### YOUR ASSIGNMENT
Search the entries below. Return every line that has "this" in it.

### AVAILABLE DATA
········

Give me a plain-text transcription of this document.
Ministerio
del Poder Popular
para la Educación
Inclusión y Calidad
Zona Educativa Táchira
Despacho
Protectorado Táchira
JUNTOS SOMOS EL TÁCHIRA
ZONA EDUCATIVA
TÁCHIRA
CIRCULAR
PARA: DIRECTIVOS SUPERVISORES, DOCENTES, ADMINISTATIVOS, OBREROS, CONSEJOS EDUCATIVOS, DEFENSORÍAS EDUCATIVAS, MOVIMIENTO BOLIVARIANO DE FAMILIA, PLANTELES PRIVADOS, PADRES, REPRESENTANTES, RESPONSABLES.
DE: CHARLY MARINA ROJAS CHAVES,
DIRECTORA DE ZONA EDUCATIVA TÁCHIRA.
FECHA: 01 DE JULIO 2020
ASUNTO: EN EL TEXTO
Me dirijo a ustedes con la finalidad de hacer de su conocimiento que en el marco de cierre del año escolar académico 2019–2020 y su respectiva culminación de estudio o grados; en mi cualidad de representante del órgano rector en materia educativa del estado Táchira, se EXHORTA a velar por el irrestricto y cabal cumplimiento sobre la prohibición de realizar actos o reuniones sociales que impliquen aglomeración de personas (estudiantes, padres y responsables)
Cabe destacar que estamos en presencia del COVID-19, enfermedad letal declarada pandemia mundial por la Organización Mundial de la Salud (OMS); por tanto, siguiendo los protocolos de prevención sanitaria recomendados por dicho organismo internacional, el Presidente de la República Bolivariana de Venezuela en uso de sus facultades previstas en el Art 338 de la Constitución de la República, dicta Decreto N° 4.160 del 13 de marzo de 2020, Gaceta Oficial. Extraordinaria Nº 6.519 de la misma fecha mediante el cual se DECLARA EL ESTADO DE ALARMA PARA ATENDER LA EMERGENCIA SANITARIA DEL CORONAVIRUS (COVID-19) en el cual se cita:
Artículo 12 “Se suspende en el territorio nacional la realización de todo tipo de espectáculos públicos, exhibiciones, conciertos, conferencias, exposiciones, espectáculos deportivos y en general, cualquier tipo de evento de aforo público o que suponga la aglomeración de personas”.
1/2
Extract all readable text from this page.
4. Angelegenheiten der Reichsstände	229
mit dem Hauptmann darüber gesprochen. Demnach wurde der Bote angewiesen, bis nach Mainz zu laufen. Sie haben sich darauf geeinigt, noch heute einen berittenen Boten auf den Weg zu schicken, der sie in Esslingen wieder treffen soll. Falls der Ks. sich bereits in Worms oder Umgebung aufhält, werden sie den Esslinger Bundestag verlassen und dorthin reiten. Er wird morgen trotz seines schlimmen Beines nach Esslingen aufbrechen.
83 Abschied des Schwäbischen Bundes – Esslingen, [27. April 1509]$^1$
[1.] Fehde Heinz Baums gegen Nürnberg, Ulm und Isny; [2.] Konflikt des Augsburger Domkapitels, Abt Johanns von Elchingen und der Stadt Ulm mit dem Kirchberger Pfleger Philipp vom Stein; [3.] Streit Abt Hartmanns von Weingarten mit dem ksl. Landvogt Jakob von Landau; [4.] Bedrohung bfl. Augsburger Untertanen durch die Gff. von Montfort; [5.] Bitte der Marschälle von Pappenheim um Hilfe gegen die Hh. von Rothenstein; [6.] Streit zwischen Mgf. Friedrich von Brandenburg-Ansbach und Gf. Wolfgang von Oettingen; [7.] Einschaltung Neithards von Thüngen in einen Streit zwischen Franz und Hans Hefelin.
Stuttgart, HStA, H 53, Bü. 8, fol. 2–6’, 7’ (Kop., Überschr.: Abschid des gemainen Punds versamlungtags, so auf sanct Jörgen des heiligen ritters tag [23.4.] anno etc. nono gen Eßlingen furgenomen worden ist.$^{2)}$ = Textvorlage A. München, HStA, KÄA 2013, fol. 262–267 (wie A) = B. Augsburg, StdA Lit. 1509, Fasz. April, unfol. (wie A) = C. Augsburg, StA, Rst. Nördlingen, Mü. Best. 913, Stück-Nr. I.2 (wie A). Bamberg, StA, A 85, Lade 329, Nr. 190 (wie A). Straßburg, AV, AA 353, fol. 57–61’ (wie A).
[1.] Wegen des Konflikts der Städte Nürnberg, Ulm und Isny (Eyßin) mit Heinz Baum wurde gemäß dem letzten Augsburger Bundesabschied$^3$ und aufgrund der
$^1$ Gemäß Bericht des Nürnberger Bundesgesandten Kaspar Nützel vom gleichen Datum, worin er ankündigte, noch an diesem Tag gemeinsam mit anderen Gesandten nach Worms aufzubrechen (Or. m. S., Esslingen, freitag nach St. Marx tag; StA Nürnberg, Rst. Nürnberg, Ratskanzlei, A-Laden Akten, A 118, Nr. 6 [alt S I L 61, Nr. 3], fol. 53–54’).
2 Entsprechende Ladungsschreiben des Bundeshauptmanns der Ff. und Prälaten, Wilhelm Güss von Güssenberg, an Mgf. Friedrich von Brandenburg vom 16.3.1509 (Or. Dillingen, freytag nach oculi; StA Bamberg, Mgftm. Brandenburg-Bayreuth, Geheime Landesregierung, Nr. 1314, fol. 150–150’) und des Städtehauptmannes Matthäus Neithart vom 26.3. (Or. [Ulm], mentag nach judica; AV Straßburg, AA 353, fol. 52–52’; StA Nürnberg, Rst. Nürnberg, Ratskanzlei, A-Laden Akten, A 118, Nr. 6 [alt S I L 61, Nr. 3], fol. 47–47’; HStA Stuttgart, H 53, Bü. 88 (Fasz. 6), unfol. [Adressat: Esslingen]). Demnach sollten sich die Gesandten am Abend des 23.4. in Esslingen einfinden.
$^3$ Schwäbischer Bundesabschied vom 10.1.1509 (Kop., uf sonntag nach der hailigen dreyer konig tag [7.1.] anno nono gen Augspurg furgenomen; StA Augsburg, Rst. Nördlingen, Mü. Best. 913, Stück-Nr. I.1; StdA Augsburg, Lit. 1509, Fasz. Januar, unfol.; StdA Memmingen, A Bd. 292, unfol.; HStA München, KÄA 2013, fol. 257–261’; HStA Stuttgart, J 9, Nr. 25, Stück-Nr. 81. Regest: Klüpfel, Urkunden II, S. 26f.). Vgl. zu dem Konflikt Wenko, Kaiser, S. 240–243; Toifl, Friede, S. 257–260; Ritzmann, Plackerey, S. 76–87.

········

### EXERCISE OUTPUT
Give me a plain-text transcription of this document.
Extract all readable text from this page.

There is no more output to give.